## THE EXERCISE
Set down all of the entries word for word, omitting the images they contain.

[Data records]
::::::::

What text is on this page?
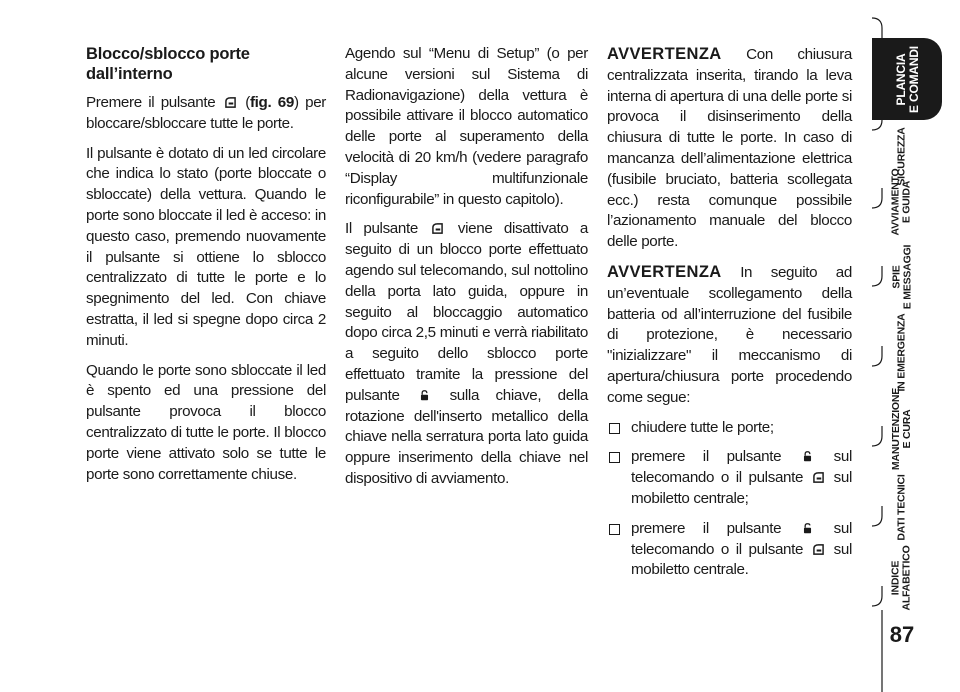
Blocco/sblocco porte
dall’interno

Premere il pulsante (fig. 69) per bloccare/sbloccare tutte le porte.

Il pulsante è dotato di un led circolare che indica lo stato (porte bloccate o sbloccate) della vettura. Quando le porte sono bloccate il led è acceso: in questo caso, premendo nuovamente il pulsante si ottiene lo sblocco centralizzato di tutte le porte e lo spegnimento del led. Con chiave estratta, il led si spegne dopo circa 2 minuti.

Quando le porte sono sbloccate il led è spento ed una pressione del pulsante provoca il blocco centralizzato di tutte le porte. Il blocco porte viene attivato solo se tutte le porte sono correttamente chiuse.

Agendo sul “Menu di Setup” (o per alcune versioni sul Sistema di Radionavigazione) della vettura è possibile attivare il blocco automatico delle porte al superamento della velocità di 20 km/h (vedere paragrafo “Display multifunzionale riconfigurabile” in questo capitolo).

Il pulsante	viene disattivato a seguito di un blocco porte effettuato agendo sul telecomando, sul nottolino della porta lato guida, oppure in seguito al bloccaggio automatico dopo circa 2,5 minuti e verrà riabilitato a seguito dello sblocco porte effettuato tramite la pressione del pulsante	sulla chiave, della rotazione dell'inserto metallico della chiave nella serratura porta lato guida oppure inserimento della chiave nel dispositivo di avviamento.

AVVERTENZA Con chiusura centralizzata inserita, tirando la leva interna di apertura di una delle porte si provoca il disinserimento della chiusura di tutte le porte. In caso di mancanza dell’alimentazione elettrica (fusibile bruciato, batteria scollegata ecc.) resta comunque possibile l’azionamento manuale del blocco delle porte.

AVVERTENZA In seguito ad un’eventuale scollegamento della batteria od all’interruzione del fusibile di protezione, è necessario "inizializzare" il meccanismo di apertura/chiusura porte procedendo come segue:

chiudere tutte le porte;
premere il pulsante	sul telecomando o il pulsante sul mobiletto centrale;
premere il pulsante	sul telecomando o il pulsante sul mobiletto centrale.
PLANCIA
E COMANDI
SICUREZZA
AVVIAMENTO
E GUIDA
SPIE
E MESSAGGI
IN EMERGENZA
MANUTENZIONE
E CURA
DATI TECNICI
INDICE
ALFABETICO
87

::::::::

## EXPECTED ANSWER
What text is on this page?
Blocco/sblocco porte
dall’interno

Premere il pulsante (fig. 69) per bloccare/sbloccare tutte le porte.

Il pulsante è dotato di un led circolare che indica lo stato (porte bloccate o sbloccate) della vettura. Quando le porte sono bloccate il led è acceso: in questo caso, premendo nuovamente il pulsante si ottiene lo sblocco centralizzato di tutte le porte e lo spegnimento del led. Con chiave estratta, il led si spegne dopo circa 2 minuti.

Quando le porte sono sbloccate il led è spento ed una pressione del pulsante provoca il blocco centralizzato di tutte le porte. Il blocco porte viene attivato solo se tutte le porte sono correttamente chiuse.

Agendo sul “Menu di Setup” (o per alcune versioni sul Sistema di Radionavigazione) della vettura è possibile attivare il blocco automatico delle porte al superamento della velocità di 20 km/h (vedere paragrafo “Display multifunzionale riconfigurabile” in questo capitolo).

Il pulsante	viene disattivato a seguito di un blocco porte effettuato agendo sul telecomando, sul nottolino della porta lato guida, oppure in seguito al bloccaggio automatico dopo circa 2,5 minuti e verrà riabilitato a seguito dello sblocco porte effettuato tramite la pressione del pulsante	sulla chiave, della rotazione dell'inserto metallico della chiave nella serratura porta lato guida oppure inserimento della chiave nel dispositivo di avviamento.

AVVERTENZA Con chiusura centralizzata inserita, tirando la leva interna di apertura di una delle porte si provoca il disinserimento della chiusura di tutte le porte. In caso di mancanza dell’alimentazione elettrica (fusibile bruciato, batteria scollegata ecc.) resta comunque possibile l’azionamento manuale del blocco delle porte.

AVVERTENZA In seguito ad un’eventuale scollegamento della batteria od all’interruzione del fusibile di protezione, è necessario "inizializzare" il meccanismo di apertura/chiusura porte procedendo come segue:

chiudere tutte le porte;
premere il pulsante	sul telecomando o il pulsante sul mobiletto centrale;
premere il pulsante	sul telecomando o il pulsante sul mobiletto centrale.
PLANCIA
E COMANDI
SICUREZZA
AVVIAMENTO
E GUIDA
SPIE
E MESSAGGI
IN EMERGENZA
MANUTENZIONE
E CURA
DATI TECNICI
INDICE
ALFABETICO
87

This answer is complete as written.